• _Task details_:
Retype each line of the material exactly, please, skipping any picture in it.

(Items from a data source)
'''

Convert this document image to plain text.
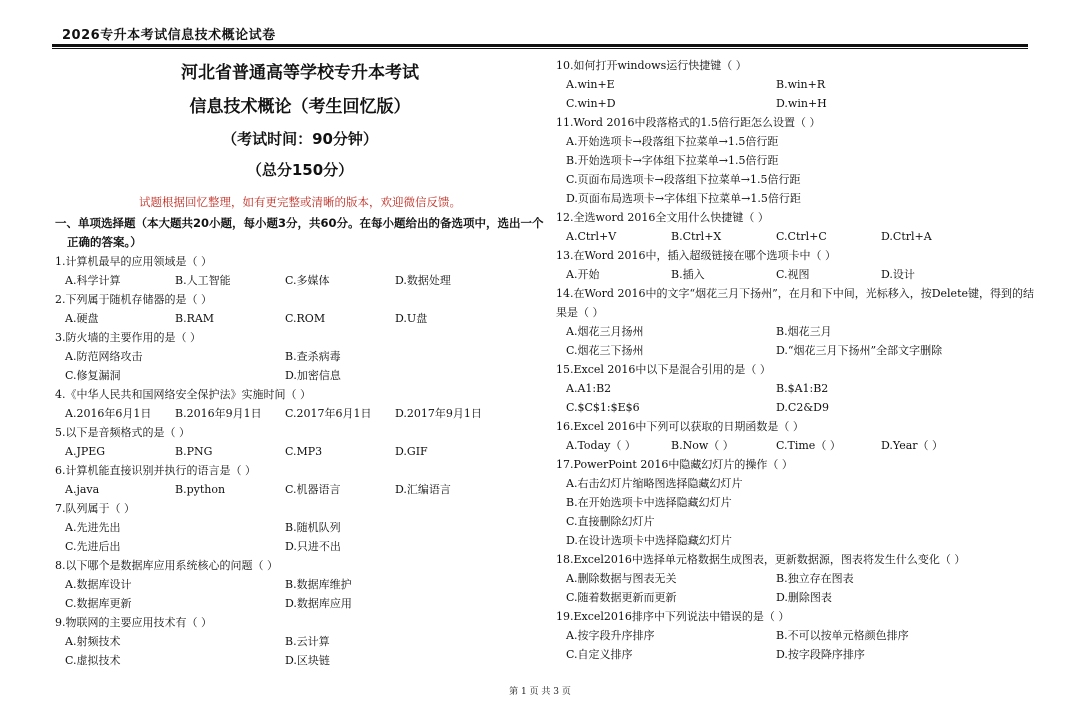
2026专升本考试信息技术概论试卷
河北省普通高等学校专升本考试
信息技术概论（考生回忆版）
（考试时间：90分钟）
（总分150分）
试题根据回忆整理，如有更完整或清晰的版本，欢迎微信反馈。
一、单项选择题（本大题共20小题，每小题3分，共60分。在每小题给出的备选项中，选出一个
正确的答案。）
1.计算机最早的应用领域是（ ）
A.科学计算	B.人工智能	C.多媒体	D.数据处理
2.下列属于随机存储器的是（ ）
A.硬盘	B.RAM	C.ROM	D.U盘
3.防火墙的主要作用的是（ ）
A.防范网络攻击	B.查杀病毒
C.修复漏洞	D.加密信息
4.《中华人民共和国网络安全保护法》实施时间（ ）
A.2016年6月1日	B.2016年9月1日	C.2017年6月1日	D.2017年9月1日
5.以下是音频格式的是（ ）
A.JPEG	B.PNG	C.MP3	D.GIF
6.计算机能直接识别并执行的语言是（ ）
A.java	B.python	C.机器语言	D.汇编语言
7.队列属于（ ）
A.先进先出	B.随机队列
C.先进后出	D.只进不出
8.以下哪个是数据库应用系统核心的问题（ ）
A.数据库设计	B.数据库维护
C.数据库更新	D.数据库应用
9.物联网的主要应用技术有（ ）
A.射频技术	B.云计算
C.虚拟技术	D.区块链
10.如何打开windows运行快捷键（ ）
A.win+E	B.win+R
C.win+D	D.win+H
11.Word 2016中段落格式的1.5倍行距怎么设置（ ）
A.开始选项卡→段落组下拉菜单→1.5倍行距
B.开始选项卡→字体组下拉菜单→1.5倍行距
C.页面布局选项卡→段落组下拉菜单→1.5倍行距
D.页面布局选项卡→字体组下拉菜单→1.5倍行距
12.全选word 2016全文用什么快捷键（ ）
A.Ctrl+V	B.Ctrl+X	C.Ctrl+C	D.Ctrl+A
13.在Word 2016中，插入超级链接在哪个选项卡中（ ）
A.开始	B.插入	C.视图	D.设计
14.在Word 2016中的文字“烟花三月下扬州”，在月和下中间，光标移入，按Delete键，得到的结
果是（ ）
A.烟花三月扬州	B.烟花三月
C.烟花三下扬州	D.“烟花三月下扬州”全部文字删除
15.Excel 2016中以下是混合引用的是（ ）
A.A1:B2	B.$A1:B2
C.$C$1:$E$6	D.C2&D9
16.Excel 2016中下列可以获取的日期函数是（ ）
A.Today（ ）	B.Now（ ）	C.Time（ ）	D.Year（ ）
17.PowerPoint 2016中隐藏幻灯片的操作（ ）
A.右击幻灯片缩略图选择隐藏幻灯片
B.在开始选项卡中选择隐藏幻灯片
C.直接删除幻灯片
D.在设计选项卡中选择隐藏幻灯片
18.Excel2016中选择单元格数据生成图表，更新数据源，图表将发生什么变化（ ）
A.删除数据与图表无关	B.独立存在图表
C.随着数据更新而更新	D.删除图表
19.Excel2016排序中下列说法中错误的是（ ）
A.按字段升序排序	B.不可以按单元格颜色排序
C.自定义排序	D.按字段降序排序
第 1 页 共 3 页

'''

• _Correct response_:
Convert this document image to plain text.
2026专升本考试信息技术概论试卷
河北省普通高等学校专升本考试
信息技术概论（考生回忆版）
（考试时间：90分钟）
（总分150分）
试题根据回忆整理，如有更完整或清晰的版本，欢迎微信反馈。
一、单项选择题（本大题共20小题，每小题3分，共60分。在每小题给出的备选项中，选出一个
正确的答案。）
1.计算机最早的应用领域是（ ）
A.科学计算	B.人工智能	C.多媒体	D.数据处理
2.下列属于随机存储器的是（ ）
A.硬盘	B.RAM	C.ROM	D.U盘
3.防火墙的主要作用的是（ ）
A.防范网络攻击	B.查杀病毒
C.修复漏洞	D.加密信息
4.《中华人民共和国网络安全保护法》实施时间（ ）
A.2016年6月1日	B.2016年9月1日	C.2017年6月1日	D.2017年9月1日
5.以下是音频格式的是（ ）
A.JPEG	B.PNG	C.MP3	D.GIF
6.计算机能直接识别并执行的语言是（ ）
A.java	B.python	C.机器语言	D.汇编语言
7.队列属于（ ）
A.先进先出	B.随机队列
C.先进后出	D.只进不出
8.以下哪个是数据库应用系统核心的问题（ ）
A.数据库设计	B.数据库维护
C.数据库更新	D.数据库应用
9.物联网的主要应用技术有（ ）
A.射频技术	B.云计算
C.虚拟技术	D.区块链
10.如何打开windows运行快捷键（ ）
A.win+E	B.win+R
C.win+D	D.win+H
11.Word 2016中段落格式的1.5倍行距怎么设置（ ）
A.开始选项卡→段落组下拉菜单→1.5倍行距
B.开始选项卡→字体组下拉菜单→1.5倍行距
C.页面布局选项卡→段落组下拉菜单→1.5倍行距
D.页面布局选项卡→字体组下拉菜单→1.5倍行距
12.全选word 2016全文用什么快捷键（ ）
A.Ctrl+V	B.Ctrl+X	C.Ctrl+C	D.Ctrl+A
13.在Word 2016中，插入超级链接在哪个选项卡中（ ）
A.开始	B.插入	C.视图	D.设计
14.在Word 2016中的文字“烟花三月下扬州”，在月和下中间，光标移入，按Delete键，得到的结
果是（ ）
A.烟花三月扬州	B.烟花三月
C.烟花三下扬州	D.“烟花三月下扬州”全部文字删除
15.Excel 2016中以下是混合引用的是（ ）
A.A1:B2	B.$A1:B2
C.$C$1:$E$6	D.C2&D9
16.Excel 2016中下列可以获取的日期函数是（ ）
A.Today（ ）	B.Now（ ）	C.Time（ ）	D.Year（ ）
17.PowerPoint 2016中隐藏幻灯片的操作（ ）
A.右击幻灯片缩略图选择隐藏幻灯片
B.在开始选项卡中选择隐藏幻灯片
C.直接删除幻灯片
D.在设计选项卡中选择隐藏幻灯片
18.Excel2016中选择单元格数据生成图表，更新数据源，图表将发生什么变化（ ）
A.删除数据与图表无关	B.独立存在图表
C.随着数据更新而更新	D.删除图表
19.Excel2016排序中下列说法中错误的是（ ）
A.按字段升序排序	B.不可以按单元格颜色排序
C.自定义排序	D.按字段降序排序
第 1 页 共 3 页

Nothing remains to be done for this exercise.